# GOAL
From the entries that follow, pick out all lines holding "name".

# DATA EXTRACT
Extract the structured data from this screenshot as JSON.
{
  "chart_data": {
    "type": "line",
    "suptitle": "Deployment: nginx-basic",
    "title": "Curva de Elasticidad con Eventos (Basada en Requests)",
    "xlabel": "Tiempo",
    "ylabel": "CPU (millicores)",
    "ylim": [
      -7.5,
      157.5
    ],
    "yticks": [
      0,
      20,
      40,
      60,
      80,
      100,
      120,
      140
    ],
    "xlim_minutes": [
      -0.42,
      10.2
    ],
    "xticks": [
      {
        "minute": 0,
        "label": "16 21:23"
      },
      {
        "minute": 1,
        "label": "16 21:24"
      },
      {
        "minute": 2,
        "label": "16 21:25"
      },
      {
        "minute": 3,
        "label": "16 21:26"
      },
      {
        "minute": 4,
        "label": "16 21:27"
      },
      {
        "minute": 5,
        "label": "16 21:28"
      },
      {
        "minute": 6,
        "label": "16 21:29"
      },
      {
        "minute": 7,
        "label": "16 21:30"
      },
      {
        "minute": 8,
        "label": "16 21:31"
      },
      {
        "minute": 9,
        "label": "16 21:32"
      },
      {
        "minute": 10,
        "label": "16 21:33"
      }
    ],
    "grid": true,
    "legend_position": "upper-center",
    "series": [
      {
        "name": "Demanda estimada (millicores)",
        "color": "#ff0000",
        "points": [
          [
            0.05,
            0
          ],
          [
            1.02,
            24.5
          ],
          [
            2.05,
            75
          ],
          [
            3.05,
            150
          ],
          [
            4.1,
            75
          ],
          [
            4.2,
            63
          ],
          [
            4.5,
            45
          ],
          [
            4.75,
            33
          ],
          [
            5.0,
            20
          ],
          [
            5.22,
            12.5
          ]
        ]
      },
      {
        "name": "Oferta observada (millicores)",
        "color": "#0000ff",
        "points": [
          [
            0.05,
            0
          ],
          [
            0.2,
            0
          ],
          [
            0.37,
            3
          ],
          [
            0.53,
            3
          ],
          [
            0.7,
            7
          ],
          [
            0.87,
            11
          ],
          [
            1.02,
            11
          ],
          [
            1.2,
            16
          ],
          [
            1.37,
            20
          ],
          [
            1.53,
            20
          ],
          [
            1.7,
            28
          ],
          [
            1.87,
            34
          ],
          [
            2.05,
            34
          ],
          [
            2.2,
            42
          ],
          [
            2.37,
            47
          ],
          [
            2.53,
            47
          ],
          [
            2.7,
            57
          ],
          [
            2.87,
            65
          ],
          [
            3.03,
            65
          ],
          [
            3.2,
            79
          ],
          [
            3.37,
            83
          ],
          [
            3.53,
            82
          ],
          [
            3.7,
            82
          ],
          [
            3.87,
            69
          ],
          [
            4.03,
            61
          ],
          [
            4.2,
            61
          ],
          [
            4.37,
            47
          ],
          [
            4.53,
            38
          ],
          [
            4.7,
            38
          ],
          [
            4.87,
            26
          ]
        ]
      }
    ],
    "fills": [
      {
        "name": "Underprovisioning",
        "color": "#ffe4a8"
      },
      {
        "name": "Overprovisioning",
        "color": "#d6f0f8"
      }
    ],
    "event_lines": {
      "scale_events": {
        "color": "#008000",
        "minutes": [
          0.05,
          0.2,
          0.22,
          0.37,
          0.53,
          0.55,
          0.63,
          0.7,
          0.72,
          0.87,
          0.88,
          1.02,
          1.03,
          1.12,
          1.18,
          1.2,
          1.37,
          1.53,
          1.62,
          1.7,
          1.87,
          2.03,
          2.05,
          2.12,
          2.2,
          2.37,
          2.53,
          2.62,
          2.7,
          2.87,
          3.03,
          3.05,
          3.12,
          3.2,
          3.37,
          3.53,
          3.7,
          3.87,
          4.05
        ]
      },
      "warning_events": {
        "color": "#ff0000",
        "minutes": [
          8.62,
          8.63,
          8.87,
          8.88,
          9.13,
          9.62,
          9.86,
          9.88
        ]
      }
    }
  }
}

# TASK OUTPUT
        "name": "Demanda estimada (millicores)",
        "name": "Oferta observada (millicores)",
        "name": "Underprovisioning",
        "name": "Overprovisioning",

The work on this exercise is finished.